— Task input —
★ ★ ★ ★ ★ ★ ★

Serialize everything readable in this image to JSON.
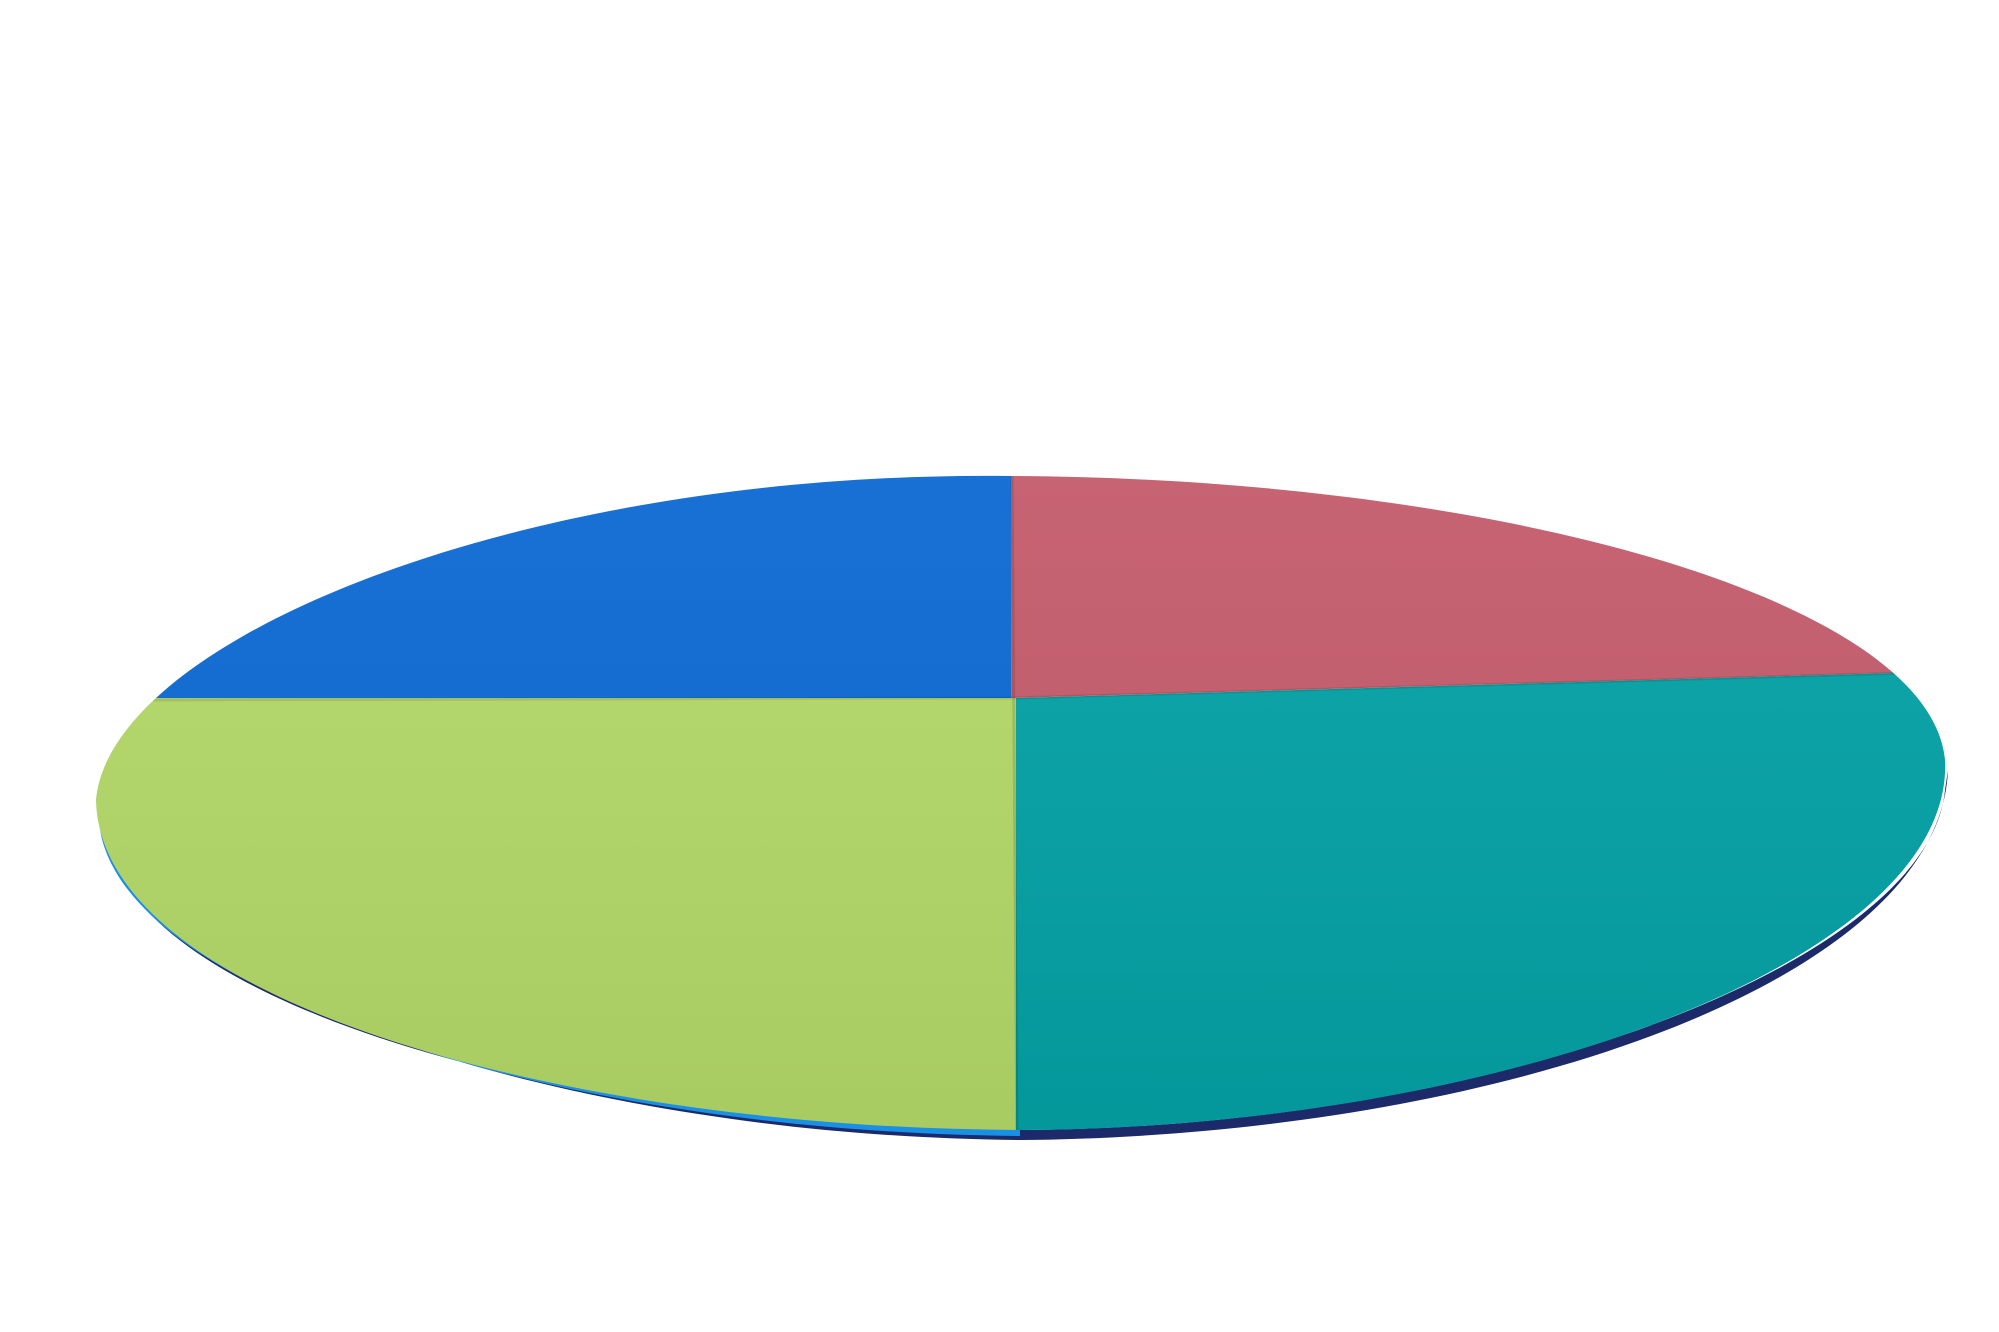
{
  "image": {
    "subject": "round-mat",
    "background_color": "#ffffff",
    "quadrant_colors": {
      "top_left": "#0b69d4",
      "top_right": "#c55b6c",
      "bottom_left": "#b4da68",
      "bottom_right": "#02a2a6"
    },
    "edge_colors": {
      "left_piping": "#1a8fe6",
      "right_zipper": "#1c2a6a"
    }
  }
}
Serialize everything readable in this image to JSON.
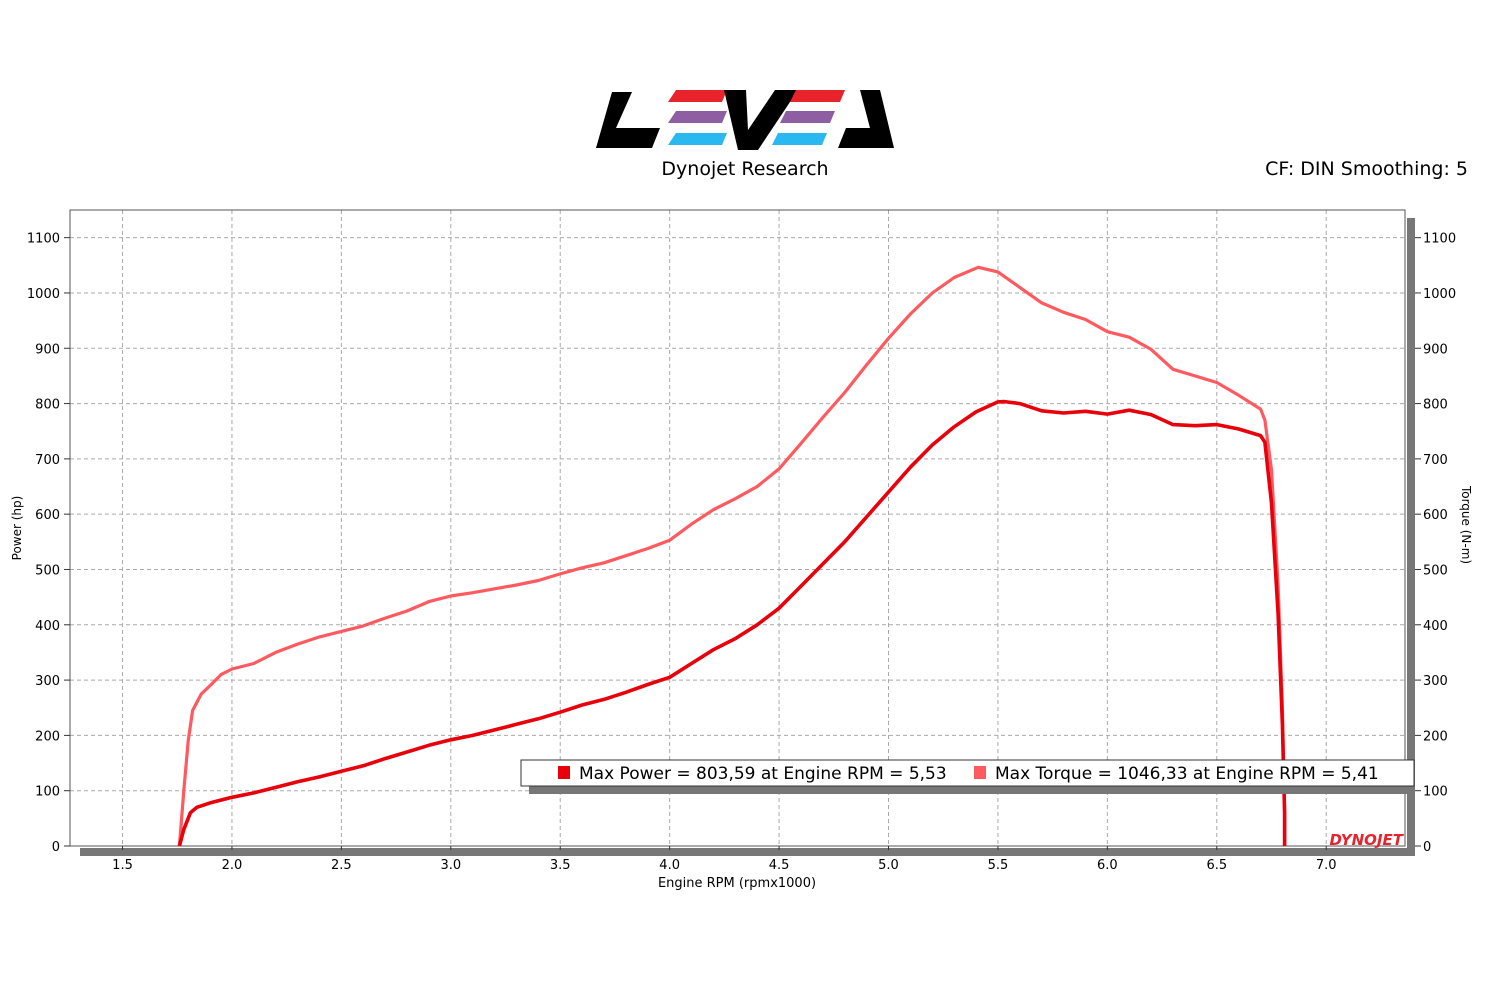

★ ★ ★ ★ ★ ★ ★

— What is being asked —
Repeat the material above verbatim. Leave the pictures behind.

— Solved exercise —
Serialize everything readable in this image to JSON.
{
  "image": {
    "subject": "round-mat",
    "background_color": "#ffffff",
    "quadrant_colors": {
      "top_left": "#0b69d4",
      "top_right": "#c55b6c",
      "bottom_left": "#b4da68",
      "bottom_right": "#02a2a6"
    },
    "edge_colors": {
      "left_piping": "#1a8fe6",
      "right_zipper": "#1c2a6a"
    }
  }
}
Serialize everything readable in this image to JSON.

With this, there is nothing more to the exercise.